**WHAT NEEDS TO BE DONE:**
Exactly as written, quote every line that follows, skipping the images.

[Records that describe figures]
Begin

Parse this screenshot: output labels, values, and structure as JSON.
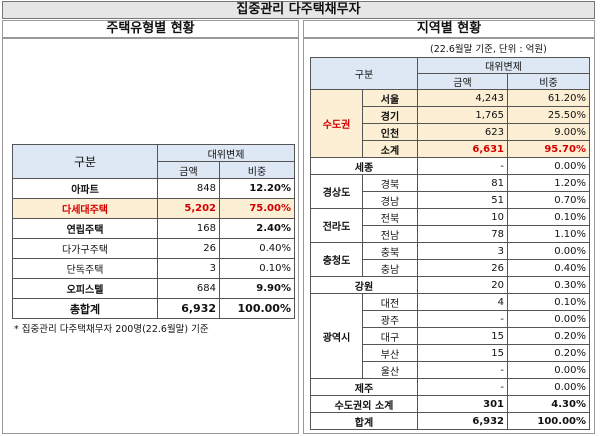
{
  "title": "집중관리 다주택채무자",
  "left": {
    "heading": "주택유형별 현황",
    "col_group": "구분",
    "col_main": "대위변제",
    "col_amount": "금액",
    "col_ratio": "비중",
    "rows": [
      {
        "name": "아파트",
        "amount": "848",
        "ratio": "12.20%"
      },
      {
        "name": "다세대주택",
        "amount": "5,202",
        "ratio": "75.00%"
      },
      {
        "name": "연립주택",
        "amount": "168",
        "ratio": "2.40%"
      },
      {
        "name": "다가구주택",
        "amount": "26",
        "ratio": "0.40%"
      },
      {
        "name": "단독주택",
        "amount": "3",
        "ratio": "0.10%"
      },
      {
        "name": "오피스텔",
        "amount": "684",
        "ratio": "9.90%"
      }
    ],
    "total": {
      "name": "총합계",
      "amount": "6,932",
      "ratio": "100.00%"
    },
    "note": "* 집중관리 다주택채무자 200명(22.6월말) 기준"
  },
  "right": {
    "heading": "지역별 현황",
    "unit": "(22.6월말 기준, 단위 : 억원)",
    "col_group": "구분",
    "col_main": "대위변제",
    "col_amount": "금액",
    "col_ratio": "비중",
    "capital": {
      "label": "수도권",
      "rows": [
        {
          "name": "서울",
          "amount": "4,243",
          "ratio": "61.20%"
        },
        {
          "name": "경기",
          "amount": "1,765",
          "ratio": "25.50%"
        },
        {
          "name": "인천",
          "amount": "623",
          "ratio": "9.00%"
        },
        {
          "name": "소계",
          "amount": "6,631",
          "ratio": "95.70%"
        }
      ]
    },
    "sejong": {
      "name": "세종",
      "amount": "-",
      "ratio": "0.00%"
    },
    "gyeongsang": {
      "label": "경상도",
      "rows": [
        {
          "name": "경북",
          "amount": "81",
          "ratio": "1.20%"
        },
        {
          "name": "경남",
          "amount": "51",
          "ratio": "0.70%"
        }
      ]
    },
    "jeolla": {
      "label": "전라도",
      "rows": [
        {
          "name": "전북",
          "amount": "10",
          "ratio": "0.10%"
        },
        {
          "name": "전남",
          "amount": "78",
          "ratio": "1.10%"
        }
      ]
    },
    "chungcheong": {
      "label": "충청도",
      "rows": [
        {
          "name": "충북",
          "amount": "3",
          "ratio": "0.00%"
        },
        {
          "name": "충남",
          "amount": "26",
          "ratio": "0.40%"
        }
      ]
    },
    "gangwon": {
      "name": "강원",
      "amount": "20",
      "ratio": "0.30%"
    },
    "metro": {
      "label": "광역시",
      "rows": [
        {
          "name": "대전",
          "amount": "4",
          "ratio": "0.10%"
        },
        {
          "name": "광주",
          "amount": "-",
          "ratio": "0.00%"
        },
        {
          "name": "대구",
          "amount": "15",
          "ratio": "0.20%"
        },
        {
          "name": "부산",
          "amount": "15",
          "ratio": "0.20%"
        },
        {
          "name": "울산",
          "amount": "-",
          "ratio": "0.00%"
        }
      ]
    },
    "jeju": {
      "name": "제주",
      "amount": "-",
      "ratio": "0.00%"
    },
    "non_capital": {
      "name": "수도권외 소계",
      "amount": "301",
      "ratio": "4.30%"
    },
    "total": {
      "name": "합계",
      "amount": "6,932",
      "ratio": "100.00%"
    }
  },
  "colors": {
    "highlight_bg": "#fdefd4",
    "highlight_text": "#d40000",
    "header_bg": "#dde8f4"
  }
}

End

**TASK RESULT:**
Parse this screenshot: output labels, values, and structure as JSON.
{
  "title": "집중관리 다주택채무자",
  "left": {
    "heading": "주택유형별 현황",
    "col_group": "구분",
    "col_main": "대위변제",
    "col_amount": "금액",
    "col_ratio": "비중",
    "rows": [
      {
        "name": "아파트",
        "amount": "848",
        "ratio": "12.20%"
      },
      {
        "name": "다세대주택",
        "amount": "5,202",
        "ratio": "75.00%"
      },
      {
        "name": "연립주택",
        "amount": "168",
        "ratio": "2.40%"
      },
      {
        "name": "다가구주택",
        "amount": "26",
        "ratio": "0.40%"
      },
      {
        "name": "단독주택",
        "amount": "3",
        "ratio": "0.10%"
      },
      {
        "name": "오피스텔",
        "amount": "684",
        "ratio": "9.90%"
      }
    ],
    "total": {
      "name": "총합계",
      "amount": "6,932",
      "ratio": "100.00%"
    },
    "note": "* 집중관리 다주택채무자 200명(22.6월말) 기준"
  },
  "right": {
    "heading": "지역별 현황",
    "unit": "(22.6월말 기준, 단위 : 억원)",
    "col_group": "구분",
    "col_main": "대위변제",
    "col_amount": "금액",
    "col_ratio": "비중",
    "capital": {
      "label": "수도권",
      "rows": [
        {
          "name": "서울",
          "amount": "4,243",
          "ratio": "61.20%"
        },
        {
          "name": "경기",
          "amount": "1,765",
          "ratio": "25.50%"
        },
        {
          "name": "인천",
          "amount": "623",
          "ratio": "9.00%"
        },
        {
          "name": "소계",
          "amount": "6,631",
          "ratio": "95.70%"
        }
      ]
    },
    "sejong": {
      "name": "세종",
      "amount": "-",
      "ratio": "0.00%"
    },
    "gyeongsang": {
      "label": "경상도",
      "rows": [
        {
          "name": "경북",
          "amount": "81",
          "ratio": "1.20%"
        },
        {
          "name": "경남",
          "amount": "51",
          "ratio": "0.70%"
        }
      ]
    },
    "jeolla": {
      "label": "전라도",
      "rows": [
        {
          "name": "전북",
          "amount": "10",
          "ratio": "0.10%"
        },
        {
          "name": "전남",
          "amount": "78",
          "ratio": "1.10%"
        }
      ]
    },
    "chungcheong": {
      "label": "충청도",
      "rows": [
        {
          "name": "충북",
          "amount": "3",
          "ratio": "0.00%"
        },
        {
          "name": "충남",
          "amount": "26",
          "ratio": "0.40%"
        }
      ]
    },
    "gangwon": {
      "name": "강원",
      "amount": "20",
      "ratio": "0.30%"
    },
    "metro": {
      "label": "광역시",
      "rows": [
        {
          "name": "대전",
          "amount": "4",
          "ratio": "0.10%"
        },
        {
          "name": "광주",
          "amount": "-",
          "ratio": "0.00%"
        },
        {
          "name": "대구",
          "amount": "15",
          "ratio": "0.20%"
        },
        {
          "name": "부산",
          "amount": "15",
          "ratio": "0.20%"
        },
        {
          "name": "울산",
          "amount": "-",
          "ratio": "0.00%"
        }
      ]
    },
    "jeju": {
      "name": "제주",
      "amount": "-",
      "ratio": "0.00%"
    },
    "non_capital": {
      "name": "수도권외 소계",
      "amount": "301",
      "ratio": "4.30%"
    },
    "total": {
      "name": "합계",
      "amount": "6,932",
      "ratio": "100.00%"
    }
  },
  "colors": {
    "highlight_bg": "#fdefd4",
    "highlight_text": "#d40000",
    "header_bg": "#dde8f4"
  }
}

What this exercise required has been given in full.